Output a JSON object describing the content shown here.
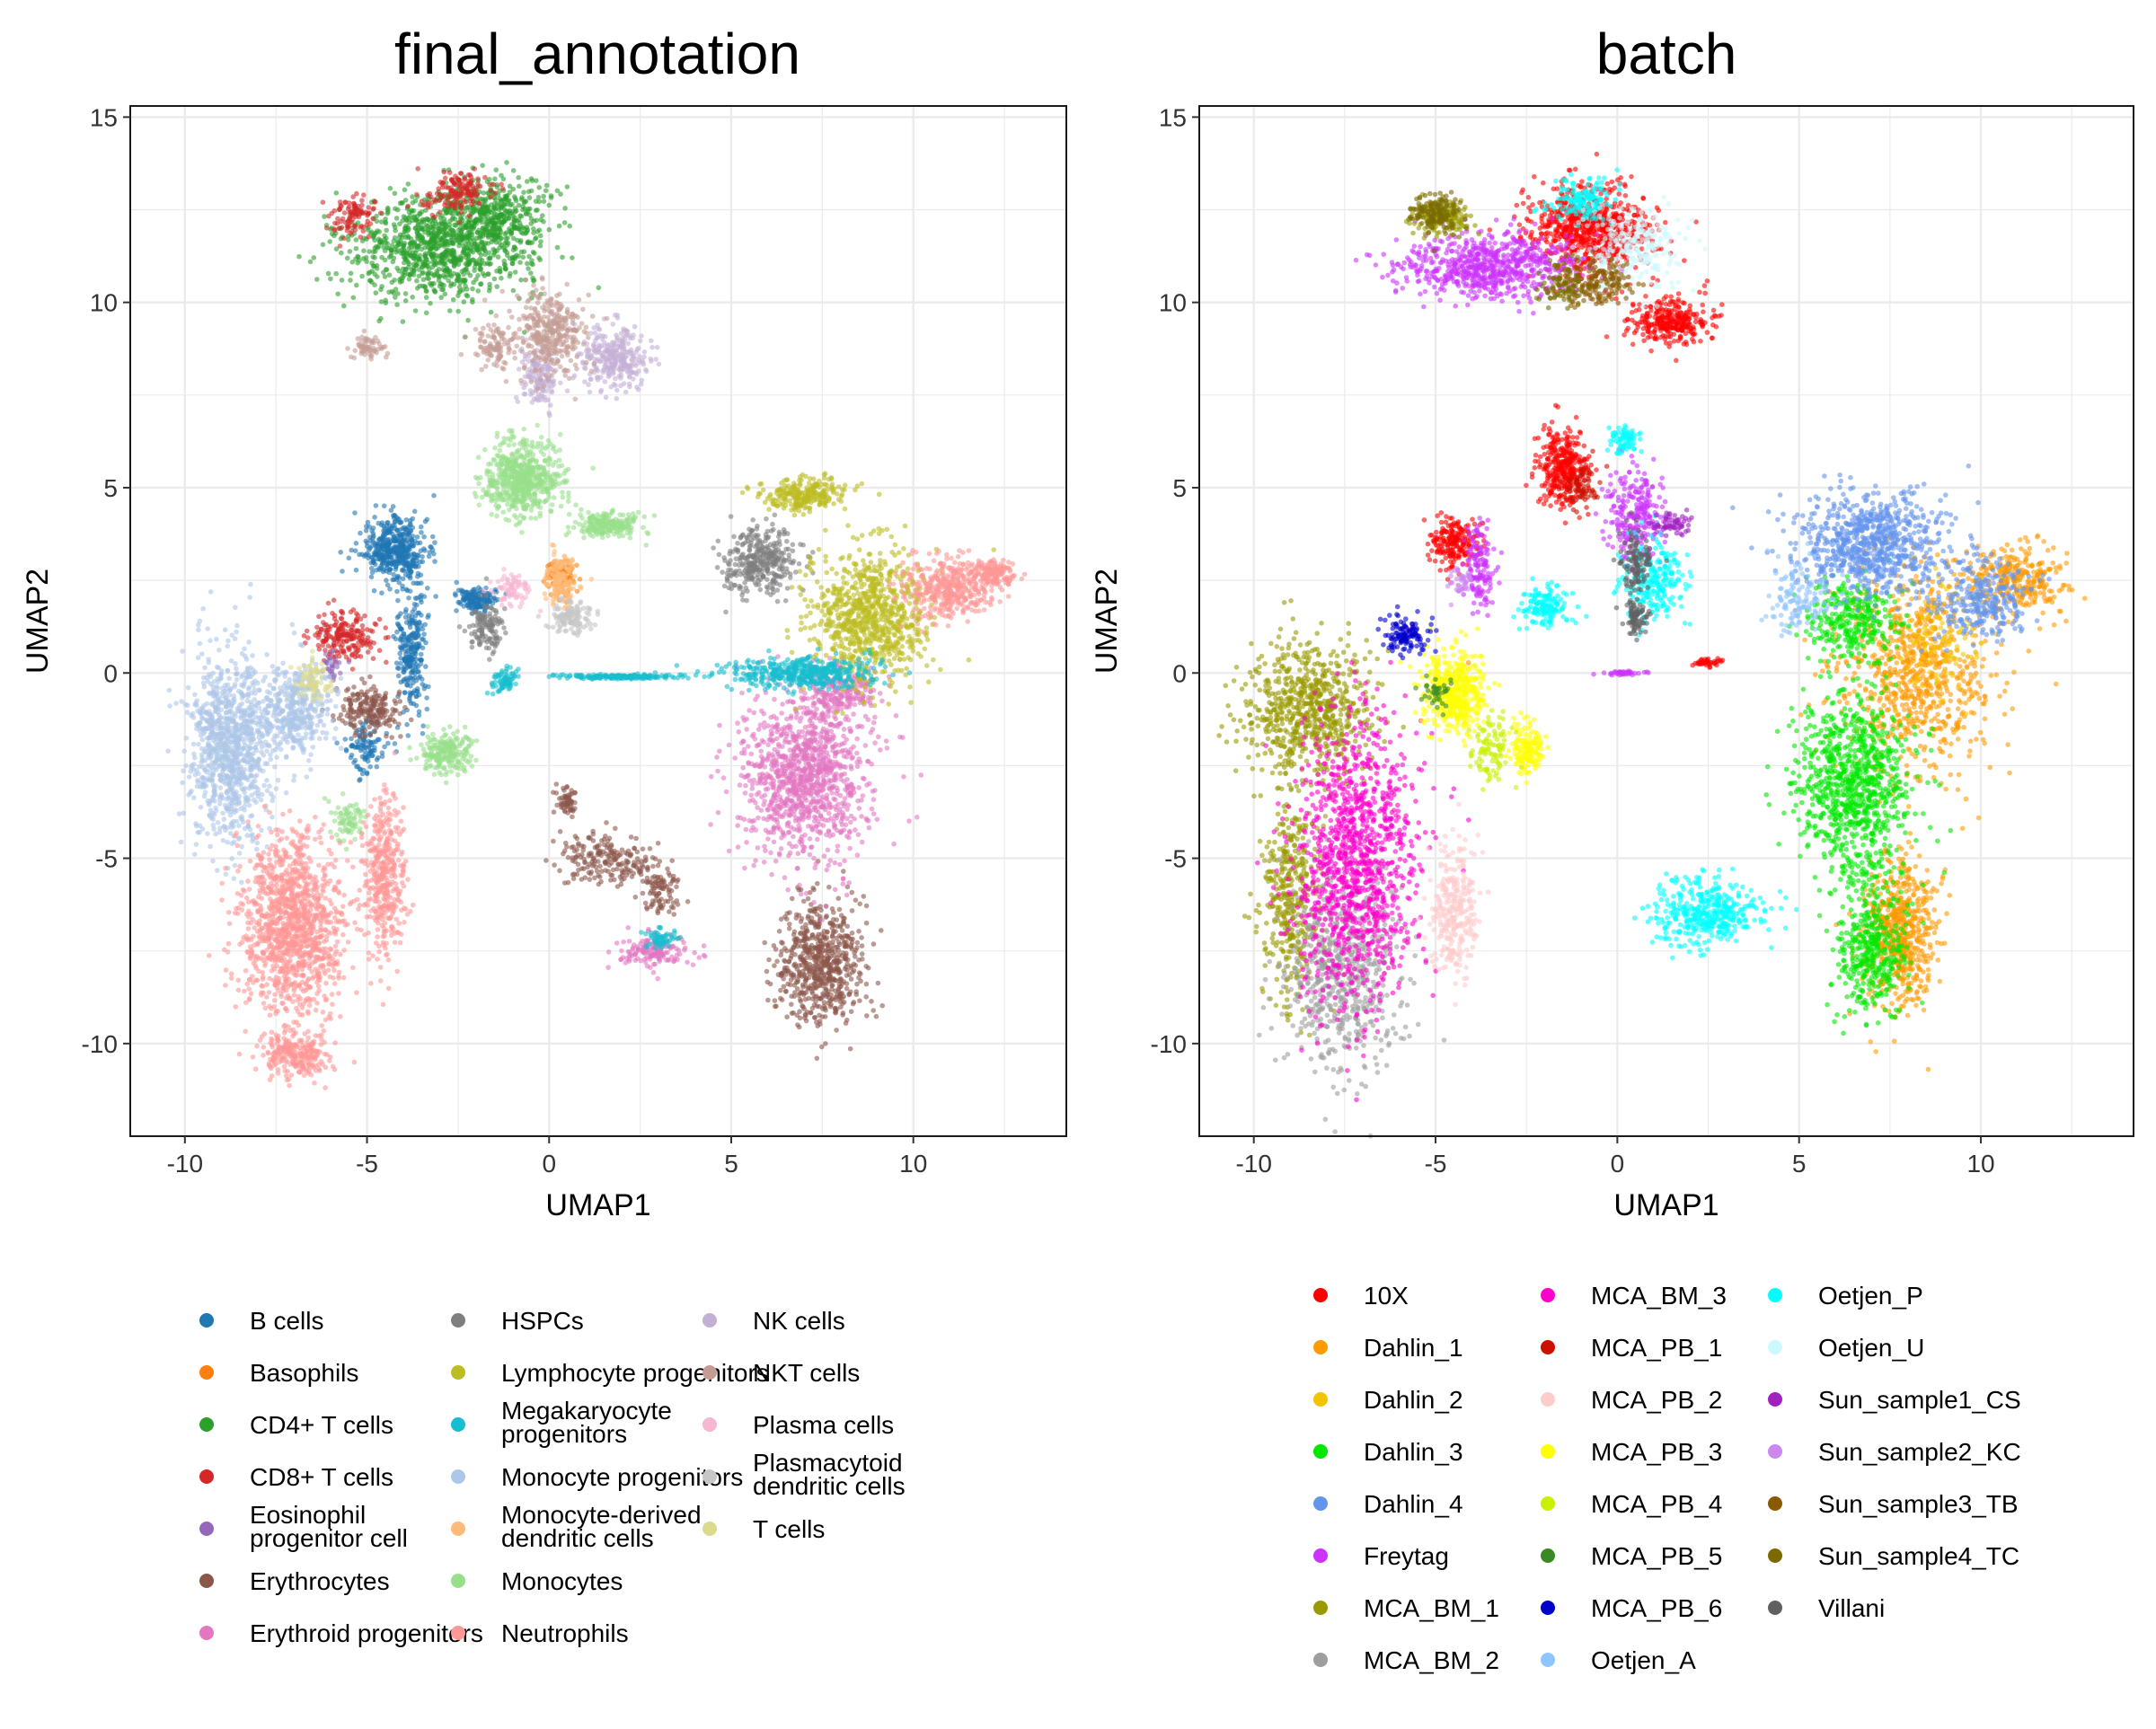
{
  "chart_data": [
    {
      "type": "scatter",
      "title": "final_annotation",
      "xlabel": "UMAP1",
      "ylabel": "UMAP2",
      "xlim": [
        -11.5,
        14.2
      ],
      "ylim": [
        -12.5,
        15.3
      ],
      "xticks": [
        "-10",
        "-5",
        "0",
        "5",
        "10"
      ],
      "yticks": [
        "15",
        "10",
        "5",
        "0",
        "-5",
        "-10"
      ],
      "grid": true,
      "legend_position": "bottom",
      "series": [
        {
          "name": "B cells",
          "color": "#1f77b4",
          "clusters": [
            [
              -4.2,
              3.3,
              0.8,
              0.8,
              90
            ],
            [
              -3.8,
              0.5,
              0.4,
              1.5,
              50
            ],
            [
              -2.0,
              2.0,
              0.5,
              0.3,
              30
            ],
            [
              -5.0,
              -2.0,
              0.5,
              0.6,
              20
            ]
          ]
        },
        {
          "name": "Basophils",
          "color": "#ff7f0e",
          "clusters": [
            [
              0.3,
              2.6,
              0.4,
              0.4,
              20
            ]
          ]
        },
        {
          "name": "CD4+ T cells",
          "color": "#2ca02c",
          "clusters": [
            [
              -3.0,
              11.5,
              2.3,
              1.3,
              190
            ],
            [
              -1.5,
              12.3,
              1.3,
              1.0,
              80
            ]
          ]
        },
        {
          "name": "CD8+ T cells",
          "color": "#d62728",
          "clusters": [
            [
              -2.5,
              13.0,
              0.8,
              0.5,
              30
            ],
            [
              -5.3,
              12.3,
              0.6,
              0.5,
              20
            ],
            [
              -5.6,
              1.0,
              0.8,
              0.6,
              40
            ]
          ]
        },
        {
          "name": "Eosinophil progenitor cell",
          "color": "#9467bd",
          "clusters": [
            [
              -6.0,
              0.2,
              0.3,
              0.3,
              6
            ]
          ]
        },
        {
          "name": "Erythrocytes",
          "color": "#8c564b",
          "clusters": [
            [
              7.5,
              -7.8,
              1.1,
              1.5,
              130
            ],
            [
              -5.0,
              -1.0,
              0.8,
              0.6,
              40
            ],
            [
              1.5,
              -5.0,
              1.2,
              0.6,
              40
            ],
            [
              0.5,
              -3.5,
              0.3,
              0.4,
              12
            ],
            [
              3.0,
              -5.8,
              0.5,
              0.7,
              18
            ]
          ]
        },
        {
          "name": "Erythroid progenitors",
          "color": "#e377c2",
          "clusters": [
            [
              7.0,
              -2.8,
              1.6,
              2.0,
              220
            ],
            [
              8.0,
              -0.5,
              1.0,
              0.7,
              40
            ],
            [
              2.9,
              -7.5,
              0.9,
              0.4,
              30
            ]
          ]
        },
        {
          "name": "HSPCs",
          "color": "#7f7f7f",
          "clusters": [
            [
              5.8,
              3.0,
              0.9,
              0.8,
              70
            ],
            [
              -1.7,
              1.2,
              0.4,
              0.6,
              25
            ]
          ]
        },
        {
          "name": "Lymphocyte progenitors",
          "color": "#bcbd22",
          "clusters": [
            [
              8.8,
              1.5,
              1.5,
              1.6,
              170
            ],
            [
              7.0,
              4.8,
              1.0,
              0.4,
              50
            ]
          ]
        },
        {
          "name": "Megakaryocyte progenitors",
          "color": "#17becf",
          "clusters": [
            [
              7.0,
              0.0,
              1.8,
              0.4,
              90
            ],
            [
              2.0,
              -0.1,
              1.5,
              0.05,
              40
            ],
            [
              -1.2,
              -0.2,
              0.3,
              0.3,
              15
            ],
            [
              3.0,
              -7.2,
              0.4,
              0.3,
              12
            ]
          ]
        },
        {
          "name": "Monocyte progenitors",
          "color": "#aec7e8",
          "clusters": [
            [
              -8.8,
              -2.0,
              1.0,
              2.3,
              200
            ],
            [
              -7.0,
              -1.0,
              0.9,
              1.2,
              80
            ]
          ]
        },
        {
          "name": "Monocyte-derived dendritic cells",
          "color": "#ffbb78",
          "clusters": [
            [
              0.3,
              2.5,
              0.4,
              0.6,
              30
            ]
          ]
        },
        {
          "name": "Monocytes",
          "color": "#98df8a",
          "clusters": [
            [
              -0.7,
              5.2,
              1.0,
              0.9,
              120
            ],
            [
              1.6,
              4.0,
              0.8,
              0.3,
              40
            ],
            [
              -2.8,
              -2.2,
              0.6,
              0.5,
              40
            ],
            [
              -5.5,
              -4.0,
              0.4,
              0.5,
              15
            ]
          ]
        },
        {
          "name": "Neutrophils",
          "color": "#ff9896",
          "clusters": [
            [
              -7.0,
              -6.8,
              1.3,
              2.2,
              250
            ],
            [
              -4.5,
              -5.5,
              0.5,
              2.0,
              80
            ],
            [
              11.0,
              2.3,
              1.1,
              0.8,
              80
            ],
            [
              12.2,
              2.7,
              0.5,
              0.3,
              30
            ],
            [
              -7.0,
              -10.3,
              0.8,
              0.5,
              50
            ]
          ]
        },
        {
          "name": "NK cells",
          "color": "#c5b0d5",
          "clusters": [
            [
              1.8,
              8.5,
              0.8,
              0.7,
              60
            ],
            [
              -0.3,
              8.0,
              0.5,
              0.8,
              30
            ]
          ]
        },
        {
          "name": "NKT cells",
          "color": "#c49c94",
          "clusters": [
            [
              0.0,
              9.2,
              0.9,
              1.0,
              70
            ],
            [
              -1.5,
              8.8,
              0.5,
              0.5,
              20
            ],
            [
              -5.0,
              8.8,
              0.4,
              0.3,
              12
            ]
          ]
        },
        {
          "name": "Plasma cells",
          "color": "#f7b6d2",
          "clusters": [
            [
              -1.0,
              2.2,
              0.5,
              0.4,
              15
            ]
          ]
        },
        {
          "name": "Plasmacytoid dendritic cells",
          "color": "#c7c7c7",
          "clusters": [
            [
              0.6,
              1.5,
              0.5,
              0.4,
              25
            ]
          ]
        },
        {
          "name": "T cells",
          "color": "#dbdb8d",
          "clusters": [
            [
              -6.5,
              -0.2,
              0.5,
              0.5,
              15
            ]
          ]
        }
      ]
    },
    {
      "type": "scatter",
      "title": "batch",
      "xlabel": "UMAP1",
      "ylabel": "UMAP2",
      "xlim": [
        -11.5,
        14.2
      ],
      "ylim": [
        -12.5,
        15.3
      ],
      "xticks": [
        "-10",
        "-5",
        "0",
        "5",
        "10"
      ],
      "yticks": [
        "15",
        "10",
        "5",
        "0",
        "-5",
        "-10"
      ],
      "grid": true,
      "legend_position": "bottom",
      "series": [
        {
          "name": "10X",
          "color": "#ff0000",
          "clusters": [
            [
              -0.8,
              12.0,
              1.5,
              1.0,
              140
            ],
            [
              1.5,
              9.5,
              1.0,
              0.6,
              60
            ],
            [
              -1.5,
              5.5,
              0.6,
              0.9,
              70
            ],
            [
              -4.5,
              3.5,
              0.6,
              0.6,
              40
            ],
            [
              2.5,
              0.3,
              0.4,
              0.1,
              8
            ]
          ]
        },
        {
          "name": "Dahlin_1",
          "color": "#ff9a00",
          "clusters": [
            [
              8.2,
              0.0,
              1.8,
              2.3,
              160
            ],
            [
              7.8,
              -7.0,
              0.9,
              1.8,
              120
            ],
            [
              11.0,
              2.5,
              1.3,
              0.8,
              60
            ]
          ]
        },
        {
          "name": "Dahlin_2",
          "color": "#f5c400",
          "clusters": [
            [
              9.0,
              1.0,
              1.0,
              1.5,
              25
            ]
          ]
        },
        {
          "name": "Dahlin_3",
          "color": "#00e800",
          "clusters": [
            [
              6.5,
              -3.0,
              1.4,
              2.3,
              180
            ],
            [
              7.0,
              -7.5,
              0.9,
              1.6,
              80
            ],
            [
              6.5,
              1.5,
              1.2,
              1.0,
              60
            ]
          ]
        },
        {
          "name": "Dahlin_4",
          "color": "#6495ed",
          "clusters": [
            [
              7.0,
              3.5,
              1.8,
              1.2,
              160
            ],
            [
              10.0,
              2.0,
              1.3,
              1.0,
              60
            ]
          ]
        },
        {
          "name": "Freytag",
          "color": "#cc33ff",
          "clusters": [
            [
              -3.5,
              11.0,
              2.2,
              0.8,
              140
            ],
            [
              0.5,
              4.3,
              0.7,
              1.2,
              50
            ],
            [
              -3.8,
              2.8,
              0.4,
              1.0,
              30
            ],
            [
              0.2,
              0.0,
              0.5,
              0.05,
              8
            ]
          ]
        },
        {
          "name": "MCA_BM_1",
          "color": "#999900",
          "clusters": [
            [
              -8.5,
              -1.0,
              1.5,
              1.6,
              140
            ],
            [
              -9.0,
              -6.0,
              0.7,
              2.5,
              80
            ],
            [
              -4.8,
              12.3,
              0.7,
              0.4,
              30
            ]
          ]
        },
        {
          "name": "MCA_BM_2",
          "color": "#9e9e9e",
          "clusters": [
            [
              -7.5,
              -8.0,
              1.5,
              2.5,
              130
            ]
          ]
        },
        {
          "name": "MCA_BM_3",
          "color": "#ff00cc",
          "clusters": [
            [
              -7.2,
              -5.0,
              1.5,
              3.5,
              240
            ]
          ]
        },
        {
          "name": "MCA_PB_1",
          "color": "#cc1100",
          "clusters": [
            [
              -1.0,
              5.0,
              0.4,
              0.5,
              15
            ]
          ]
        },
        {
          "name": "MCA_PB_2",
          "color": "#ffcccc",
          "clusters": [
            [
              -4.5,
              -6.5,
              0.6,
              1.5,
              60
            ]
          ]
        },
        {
          "name": "MCA_PB_3",
          "color": "#ffff00",
          "clusters": [
            [
              -4.5,
              -0.5,
              0.8,
              1.0,
              90
            ],
            [
              -2.5,
              -2.0,
              0.4,
              0.6,
              30
            ]
          ]
        },
        {
          "name": "MCA_PB_4",
          "color": "#c8f000",
          "clusters": [
            [
              -3.5,
              -2.0,
              0.5,
              0.8,
              20
            ]
          ]
        },
        {
          "name": "MCA_PB_5",
          "color": "#3a8a23",
          "clusters": [
            [
              -5.0,
              -0.5,
              0.4,
              0.4,
              8
            ]
          ]
        },
        {
          "name": "MCA_PB_6",
          "color": "#0000cc",
          "clusters": [
            [
              -5.8,
              1.0,
              0.6,
              0.5,
              25
            ]
          ]
        },
        {
          "name": "Oetjen_A",
          "color": "#8ec5ff",
          "clusters": [
            [
              5.0,
              2.0,
              0.8,
              1.0,
              25
            ]
          ]
        },
        {
          "name": "Oetjen_P",
          "color": "#00ffff",
          "clusters": [
            [
              2.5,
              -6.5,
              1.3,
              0.8,
              80
            ],
            [
              1.0,
              2.5,
              0.8,
              1.0,
              50
            ],
            [
              -2.0,
              1.8,
              0.6,
              0.5,
              30
            ],
            [
              0.2,
              6.3,
              0.4,
              0.3,
              15
            ],
            [
              -1.0,
              12.8,
              0.8,
              0.5,
              30
            ]
          ]
        },
        {
          "name": "Oetjen_U",
          "color": "#ccf8ff",
          "clusters": [
            [
              0.5,
              11.5,
              1.2,
              1.0,
              50
            ]
          ]
        },
        {
          "name": "Sun_sample1_CS",
          "color": "#a020c0",
          "clusters": [
            [
              1.5,
              4.0,
              0.5,
              0.3,
              12
            ]
          ]
        },
        {
          "name": "Sun_sample2_KC",
          "color": "#cc88ee",
          "clusters": [
            [
              -4.3,
              2.5,
              0.3,
              0.4,
              8
            ]
          ]
        },
        {
          "name": "Sun_sample3_TB",
          "color": "#8b5a00",
          "clusters": [
            [
              -0.5,
              10.5,
              0.8,
              0.6,
              30
            ]
          ]
        },
        {
          "name": "Sun_sample4_TC",
          "color": "#7a6a00",
          "clusters": [
            [
              -5.0,
              12.4,
              0.7,
              0.5,
              30
            ],
            [
              -1.5,
              10.5,
              0.6,
              0.5,
              20
            ]
          ]
        },
        {
          "name": "Villani",
          "color": "#606060",
          "clusters": [
            [
              0.5,
              3.0,
              0.4,
              0.8,
              25
            ],
            [
              0.5,
              1.5,
              0.3,
              0.5,
              15
            ]
          ]
        }
      ]
    }
  ]
}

= Work task =
In the listing, return each line containing the string "progenitors".

= Answer to the exercise =
          "name": "Erythroid progenitors",
          "name": "Lymphocyte progenitors",
          "name": "Megakaryocyte progenitors",
          "name": "Monocyte progenitors",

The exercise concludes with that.